__Set problem__
Please reproduce every record, keeping each one exactly as written.

__Extracted data__
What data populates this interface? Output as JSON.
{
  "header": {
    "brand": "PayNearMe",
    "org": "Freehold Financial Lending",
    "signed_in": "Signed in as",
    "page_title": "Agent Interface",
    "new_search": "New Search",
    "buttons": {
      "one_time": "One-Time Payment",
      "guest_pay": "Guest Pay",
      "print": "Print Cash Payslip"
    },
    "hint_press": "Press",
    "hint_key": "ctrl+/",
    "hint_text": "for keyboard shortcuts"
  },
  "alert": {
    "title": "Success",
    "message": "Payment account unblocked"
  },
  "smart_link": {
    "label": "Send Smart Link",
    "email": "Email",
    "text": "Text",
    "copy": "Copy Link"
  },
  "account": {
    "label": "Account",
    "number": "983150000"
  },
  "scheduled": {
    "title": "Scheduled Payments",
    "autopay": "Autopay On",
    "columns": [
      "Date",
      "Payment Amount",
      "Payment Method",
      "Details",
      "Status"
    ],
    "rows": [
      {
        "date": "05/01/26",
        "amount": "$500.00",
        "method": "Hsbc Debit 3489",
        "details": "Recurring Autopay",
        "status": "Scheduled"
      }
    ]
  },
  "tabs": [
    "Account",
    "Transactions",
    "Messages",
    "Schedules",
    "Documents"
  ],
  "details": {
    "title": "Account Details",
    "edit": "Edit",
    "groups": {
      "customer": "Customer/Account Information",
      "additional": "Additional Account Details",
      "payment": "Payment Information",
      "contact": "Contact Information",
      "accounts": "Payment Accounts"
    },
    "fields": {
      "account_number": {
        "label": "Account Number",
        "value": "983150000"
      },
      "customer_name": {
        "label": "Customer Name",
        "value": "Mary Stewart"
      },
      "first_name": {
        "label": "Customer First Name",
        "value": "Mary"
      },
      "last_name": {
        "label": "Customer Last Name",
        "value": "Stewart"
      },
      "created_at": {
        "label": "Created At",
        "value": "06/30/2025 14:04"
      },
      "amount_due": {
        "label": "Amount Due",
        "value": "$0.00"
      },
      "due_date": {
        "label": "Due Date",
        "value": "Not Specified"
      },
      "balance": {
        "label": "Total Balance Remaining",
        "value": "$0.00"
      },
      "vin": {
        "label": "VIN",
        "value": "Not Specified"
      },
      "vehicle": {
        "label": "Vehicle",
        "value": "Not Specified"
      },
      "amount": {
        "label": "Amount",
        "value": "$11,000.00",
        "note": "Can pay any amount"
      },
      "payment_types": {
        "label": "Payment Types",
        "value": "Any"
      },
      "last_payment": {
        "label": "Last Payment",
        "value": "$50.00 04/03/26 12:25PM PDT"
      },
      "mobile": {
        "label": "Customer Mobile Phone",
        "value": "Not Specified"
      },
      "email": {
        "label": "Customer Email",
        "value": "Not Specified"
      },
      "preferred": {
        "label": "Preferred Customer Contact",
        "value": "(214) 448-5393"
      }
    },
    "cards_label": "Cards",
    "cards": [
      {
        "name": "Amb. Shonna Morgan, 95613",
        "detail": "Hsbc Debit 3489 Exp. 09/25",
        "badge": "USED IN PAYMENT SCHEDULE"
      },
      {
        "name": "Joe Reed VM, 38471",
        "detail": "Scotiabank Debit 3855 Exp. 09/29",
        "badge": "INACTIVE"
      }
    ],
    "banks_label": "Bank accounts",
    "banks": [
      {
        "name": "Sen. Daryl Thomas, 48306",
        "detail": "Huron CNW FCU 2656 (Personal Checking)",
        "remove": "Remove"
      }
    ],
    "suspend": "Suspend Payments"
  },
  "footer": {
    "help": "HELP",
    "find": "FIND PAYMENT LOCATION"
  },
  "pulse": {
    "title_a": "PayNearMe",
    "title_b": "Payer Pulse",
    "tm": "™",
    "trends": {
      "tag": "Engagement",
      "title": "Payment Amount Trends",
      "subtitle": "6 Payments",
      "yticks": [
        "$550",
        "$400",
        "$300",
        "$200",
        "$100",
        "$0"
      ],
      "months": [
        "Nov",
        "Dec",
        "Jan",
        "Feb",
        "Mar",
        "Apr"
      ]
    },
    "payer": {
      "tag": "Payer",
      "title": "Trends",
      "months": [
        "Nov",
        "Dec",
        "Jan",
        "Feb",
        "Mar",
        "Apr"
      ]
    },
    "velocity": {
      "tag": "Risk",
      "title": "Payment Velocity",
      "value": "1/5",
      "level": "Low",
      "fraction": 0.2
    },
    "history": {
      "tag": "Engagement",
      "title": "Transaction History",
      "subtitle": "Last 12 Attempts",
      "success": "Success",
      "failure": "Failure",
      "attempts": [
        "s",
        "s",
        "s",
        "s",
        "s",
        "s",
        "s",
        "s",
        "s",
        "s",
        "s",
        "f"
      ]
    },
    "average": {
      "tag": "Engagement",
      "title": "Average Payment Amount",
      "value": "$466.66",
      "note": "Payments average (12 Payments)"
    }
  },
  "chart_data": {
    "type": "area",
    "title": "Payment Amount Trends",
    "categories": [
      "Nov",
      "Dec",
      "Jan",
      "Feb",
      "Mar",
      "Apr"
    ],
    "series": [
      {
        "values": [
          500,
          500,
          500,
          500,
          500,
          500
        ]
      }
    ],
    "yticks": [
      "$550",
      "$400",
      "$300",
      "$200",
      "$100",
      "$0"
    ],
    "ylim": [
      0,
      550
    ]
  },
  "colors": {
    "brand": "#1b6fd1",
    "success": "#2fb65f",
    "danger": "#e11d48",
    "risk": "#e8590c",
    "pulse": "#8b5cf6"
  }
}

__Exercise solution__
What data populates this interface? Output as JSON.
{
  "header": {
    "brand": "PayNearMe",
    "org": "Freehold Financial Lending",
    "signed_in": "Signed in as",
    "page_title": "Agent Interface",
    "new_search": "New Search",
    "buttons": {
      "one_time": "One-Time Payment",
      "guest_pay": "Guest Pay",
      "print": "Print Cash Payslip"
    },
    "hint_press": "Press",
    "hint_key": "ctrl+/",
    "hint_text": "for keyboard shortcuts"
  },
  "alert": {
    "title": "Success",
    "message": "Payment account unblocked"
  },
  "smart_link": {
    "label": "Send Smart Link",
    "email": "Email",
    "text": "Text",
    "copy": "Copy Link"
  },
  "account": {
    "label": "Account",
    "number": "983150000"
  },
  "scheduled": {
    "title": "Scheduled Payments",
    "autopay": "Autopay On",
    "columns": [
      "Date",
      "Payment Amount",
      "Payment Method",
      "Details",
      "Status"
    ],
    "rows": [
      {
        "date": "05/01/26",
        "amount": "$500.00",
        "method": "Hsbc Debit 3489",
        "details": "Recurring Autopay",
        "status": "Scheduled"
      }
    ]
  },
  "tabs": [
    "Account",
    "Transactions",
    "Messages",
    "Schedules",
    "Documents"
  ],
  "details": {
    "title": "Account Details",
    "edit": "Edit",
    "groups": {
      "customer": "Customer/Account Information",
      "additional": "Additional Account Details",
      "payment": "Payment Information",
      "contact": "Contact Information",
      "accounts": "Payment Accounts"
    },
    "fields": {
      "account_number": {
        "label": "Account Number",
        "value": "983150000"
      },
      "customer_name": {
        "label": "Customer Name",
        "value": "Mary Stewart"
      },
      "first_name": {
        "label": "Customer First Name",
        "value": "Mary"
      },
      "last_name": {
        "label": "Customer Last Name",
        "value": "Stewart"
      },
      "created_at": {
        "label": "Created At",
        "value": "06/30/2025 14:04"
      },
      "amount_due": {
        "label": "Amount Due",
        "value": "$0.00"
      },
      "due_date": {
        "label": "Due Date",
        "value": "Not Specified"
      },
      "balance": {
        "label": "Total Balance Remaining",
        "value": "$0.00"
      },
      "vin": {
        "label": "VIN",
        "value": "Not Specified"
      },
      "vehicle": {
        "label": "Vehicle",
        "value": "Not Specified"
      },
      "amount": {
        "label": "Amount",
        "value": "$11,000.00",
        "note": "Can pay any amount"
      },
      "payment_types": {
        "label": "Payment Types",
        "value": "Any"
      },
      "last_payment": {
        "label": "Last Payment",
        "value": "$50.00 04/03/26 12:25PM PDT"
      },
      "mobile": {
        "label": "Customer Mobile Phone",
        "value": "Not Specified"
      },
      "email": {
        "label": "Customer Email",
        "value": "Not Specified"
      },
      "preferred": {
        "label": "Preferred Customer Contact",
        "value": "(214) 448-5393"
      }
    },
    "cards_label": "Cards",
    "cards": [
      {
        "name": "Amb. Shonna Morgan, 95613",
        "detail": "Hsbc Debit 3489 Exp. 09/25",
        "badge": "USED IN PAYMENT SCHEDULE"
      },
      {
        "name": "Joe Reed VM, 38471",
        "detail": "Scotiabank Debit 3855 Exp. 09/29",
        "badge": "INACTIVE"
      }
    ],
    "banks_label": "Bank accounts",
    "banks": [
      {
        "name": "Sen. Daryl Thomas, 48306",
        "detail": "Huron CNW FCU 2656 (Personal Checking)",
        "remove": "Remove"
      }
    ],
    "suspend": "Suspend Payments"
  },
  "footer": {
    "help": "HELP",
    "find": "FIND PAYMENT LOCATION"
  },
  "pulse": {
    "title_a": "PayNearMe",
    "title_b": "Payer Pulse",
    "tm": "™",
    "trends": {
      "tag": "Engagement",
      "title": "Payment Amount Trends",
      "subtitle": "6 Payments",
      "yticks": [
        "$550",
        "$400",
        "$300",
        "$200",
        "$100",
        "$0"
      ],
      "months": [
        "Nov",
        "Dec",
        "Jan",
        "Feb",
        "Mar",
        "Apr"
      ]
    },
    "payer": {
      "tag": "Payer",
      "title": "Trends",
      "months": [
        "Nov",
        "Dec",
        "Jan",
        "Feb",
        "Mar",
        "Apr"
      ]
    },
    "velocity": {
      "tag": "Risk",
      "title": "Payment Velocity",
      "value": "1/5",
      "level": "Low",
      "fraction": 0.2
    },
    "history": {
      "tag": "Engagement",
      "title": "Transaction History",
      "subtitle": "Last 12 Attempts",
      "success": "Success",
      "failure": "Failure",
      "attempts": [
        "s",
        "s",
        "s",
        "s",
        "s",
        "s",
        "s",
        "s",
        "s",
        "s",
        "s",
        "f"
      ]
    },
    "average": {
      "tag": "Engagement",
      "title": "Average Payment Amount",
      "value": "$466.66",
      "note": "Payments average (12 Payments)"
    }
  },
  "chart_data": {
    "type": "area",
    "title": "Payment Amount Trends",
    "categories": [
      "Nov",
      "Dec",
      "Jan",
      "Feb",
      "Mar",
      "Apr"
    ],
    "series": [
      {
        "values": [
          500,
          500,
          500,
          500,
          500,
          500
        ]
      }
    ],
    "yticks": [
      "$550",
      "$400",
      "$300",
      "$200",
      "$100",
      "$0"
    ],
    "ylim": [
      0,
      550
    ]
  },
  "colors": {
    "brand": "#1b6fd1",
    "success": "#2fb65f",
    "danger": "#e11d48",
    "risk": "#e8590c",
    "pulse": "#8b5cf6"
  }
}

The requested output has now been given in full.